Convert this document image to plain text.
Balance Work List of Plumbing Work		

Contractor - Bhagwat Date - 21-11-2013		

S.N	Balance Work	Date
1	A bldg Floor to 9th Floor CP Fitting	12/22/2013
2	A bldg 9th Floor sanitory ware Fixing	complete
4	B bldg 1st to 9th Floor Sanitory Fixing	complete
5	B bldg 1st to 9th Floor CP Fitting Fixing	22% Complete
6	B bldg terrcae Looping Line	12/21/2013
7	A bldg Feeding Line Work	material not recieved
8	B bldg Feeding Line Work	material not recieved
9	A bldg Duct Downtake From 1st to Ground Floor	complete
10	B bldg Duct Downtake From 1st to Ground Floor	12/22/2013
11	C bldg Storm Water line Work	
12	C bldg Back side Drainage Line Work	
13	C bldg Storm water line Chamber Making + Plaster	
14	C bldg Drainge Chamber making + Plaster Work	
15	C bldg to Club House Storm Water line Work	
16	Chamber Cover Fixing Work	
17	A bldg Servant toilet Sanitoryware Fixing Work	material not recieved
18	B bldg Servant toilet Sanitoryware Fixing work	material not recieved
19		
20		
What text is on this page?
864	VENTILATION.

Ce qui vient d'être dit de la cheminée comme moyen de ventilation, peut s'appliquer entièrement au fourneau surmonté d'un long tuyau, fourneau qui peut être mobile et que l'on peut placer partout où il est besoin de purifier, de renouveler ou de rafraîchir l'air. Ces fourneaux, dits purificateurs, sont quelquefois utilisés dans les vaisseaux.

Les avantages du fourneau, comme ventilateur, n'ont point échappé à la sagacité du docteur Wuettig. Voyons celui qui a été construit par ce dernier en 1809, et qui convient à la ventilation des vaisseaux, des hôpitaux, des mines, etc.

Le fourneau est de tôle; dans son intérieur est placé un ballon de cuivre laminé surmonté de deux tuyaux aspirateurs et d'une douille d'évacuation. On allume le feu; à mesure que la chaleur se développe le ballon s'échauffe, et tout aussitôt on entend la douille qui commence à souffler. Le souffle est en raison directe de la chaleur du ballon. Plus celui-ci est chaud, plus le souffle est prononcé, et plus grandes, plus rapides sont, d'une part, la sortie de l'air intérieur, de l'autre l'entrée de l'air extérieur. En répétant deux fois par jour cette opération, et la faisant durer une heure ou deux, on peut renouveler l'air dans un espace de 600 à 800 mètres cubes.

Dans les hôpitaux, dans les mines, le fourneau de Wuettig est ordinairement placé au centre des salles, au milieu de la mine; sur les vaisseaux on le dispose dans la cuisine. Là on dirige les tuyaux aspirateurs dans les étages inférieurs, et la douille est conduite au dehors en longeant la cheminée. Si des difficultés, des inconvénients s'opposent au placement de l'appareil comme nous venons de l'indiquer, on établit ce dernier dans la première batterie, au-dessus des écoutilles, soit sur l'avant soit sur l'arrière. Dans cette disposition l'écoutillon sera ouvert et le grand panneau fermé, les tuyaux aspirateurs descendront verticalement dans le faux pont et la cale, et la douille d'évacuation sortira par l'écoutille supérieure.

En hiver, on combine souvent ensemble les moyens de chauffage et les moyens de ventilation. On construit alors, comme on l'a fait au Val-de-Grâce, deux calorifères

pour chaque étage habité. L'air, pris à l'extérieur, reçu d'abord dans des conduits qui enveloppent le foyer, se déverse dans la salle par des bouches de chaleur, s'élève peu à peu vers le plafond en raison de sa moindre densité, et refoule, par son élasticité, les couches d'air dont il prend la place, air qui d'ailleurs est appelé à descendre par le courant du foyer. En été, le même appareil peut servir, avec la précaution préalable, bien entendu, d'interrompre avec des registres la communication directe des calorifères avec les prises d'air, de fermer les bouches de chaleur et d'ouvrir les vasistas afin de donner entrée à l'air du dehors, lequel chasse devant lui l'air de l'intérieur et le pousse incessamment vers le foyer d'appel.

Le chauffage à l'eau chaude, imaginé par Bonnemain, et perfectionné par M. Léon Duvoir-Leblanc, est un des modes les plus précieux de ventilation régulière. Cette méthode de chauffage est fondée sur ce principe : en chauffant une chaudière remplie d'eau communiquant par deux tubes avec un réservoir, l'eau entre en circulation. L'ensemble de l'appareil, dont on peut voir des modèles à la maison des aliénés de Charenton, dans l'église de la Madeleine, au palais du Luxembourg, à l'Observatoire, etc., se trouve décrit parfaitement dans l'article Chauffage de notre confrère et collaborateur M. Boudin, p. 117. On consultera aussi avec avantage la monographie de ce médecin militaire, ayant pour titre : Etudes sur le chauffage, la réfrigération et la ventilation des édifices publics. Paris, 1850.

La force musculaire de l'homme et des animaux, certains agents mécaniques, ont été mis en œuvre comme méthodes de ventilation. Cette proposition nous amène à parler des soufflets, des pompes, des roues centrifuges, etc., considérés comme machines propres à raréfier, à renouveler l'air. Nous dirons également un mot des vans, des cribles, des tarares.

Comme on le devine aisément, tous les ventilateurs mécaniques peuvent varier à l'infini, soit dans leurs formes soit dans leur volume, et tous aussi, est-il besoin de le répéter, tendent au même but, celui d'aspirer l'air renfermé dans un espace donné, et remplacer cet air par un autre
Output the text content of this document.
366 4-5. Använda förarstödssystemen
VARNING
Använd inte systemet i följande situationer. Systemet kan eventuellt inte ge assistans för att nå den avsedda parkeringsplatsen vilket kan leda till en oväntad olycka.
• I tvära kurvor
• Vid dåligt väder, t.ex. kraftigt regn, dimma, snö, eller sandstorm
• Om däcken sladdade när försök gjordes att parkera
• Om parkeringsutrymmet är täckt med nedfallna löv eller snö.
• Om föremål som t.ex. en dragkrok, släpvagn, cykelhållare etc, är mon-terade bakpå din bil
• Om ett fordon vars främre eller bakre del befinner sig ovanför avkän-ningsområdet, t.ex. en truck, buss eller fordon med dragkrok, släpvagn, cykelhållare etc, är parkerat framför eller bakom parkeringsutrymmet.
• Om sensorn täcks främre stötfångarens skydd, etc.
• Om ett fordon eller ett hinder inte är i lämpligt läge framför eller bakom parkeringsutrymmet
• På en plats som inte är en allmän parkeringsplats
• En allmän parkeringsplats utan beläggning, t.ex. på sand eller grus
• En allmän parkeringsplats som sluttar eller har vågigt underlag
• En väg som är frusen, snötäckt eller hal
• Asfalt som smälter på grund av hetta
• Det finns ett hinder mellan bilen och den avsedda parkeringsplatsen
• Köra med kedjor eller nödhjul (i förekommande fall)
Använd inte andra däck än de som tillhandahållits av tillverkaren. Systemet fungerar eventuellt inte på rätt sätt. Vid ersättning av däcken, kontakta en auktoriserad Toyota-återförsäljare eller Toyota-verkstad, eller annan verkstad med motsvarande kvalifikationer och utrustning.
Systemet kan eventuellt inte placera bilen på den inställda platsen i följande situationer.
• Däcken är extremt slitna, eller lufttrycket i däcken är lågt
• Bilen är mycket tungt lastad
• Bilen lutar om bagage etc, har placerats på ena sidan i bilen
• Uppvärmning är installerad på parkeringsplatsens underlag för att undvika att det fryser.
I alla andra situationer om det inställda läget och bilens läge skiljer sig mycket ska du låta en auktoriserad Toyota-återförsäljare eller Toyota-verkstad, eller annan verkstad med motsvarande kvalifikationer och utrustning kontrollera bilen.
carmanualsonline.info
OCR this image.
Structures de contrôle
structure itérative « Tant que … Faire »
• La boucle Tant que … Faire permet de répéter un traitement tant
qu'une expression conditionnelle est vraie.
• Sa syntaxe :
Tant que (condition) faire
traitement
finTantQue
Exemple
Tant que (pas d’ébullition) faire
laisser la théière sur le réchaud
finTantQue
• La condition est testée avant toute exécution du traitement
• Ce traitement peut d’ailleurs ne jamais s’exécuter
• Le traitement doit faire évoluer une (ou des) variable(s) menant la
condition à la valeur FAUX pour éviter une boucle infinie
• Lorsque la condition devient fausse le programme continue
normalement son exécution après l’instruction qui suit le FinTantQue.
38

+ + +

» TO DO: Find the lines above that include the string "underlag" and copy them.

» SOLUTION TO THE PROBLEM:
• En allmän parkeringsplats som sluttar eller har vågigt underlag
• Uppvärmning är installerad på parkeringsplatsens underlag för att undvika att det fryser.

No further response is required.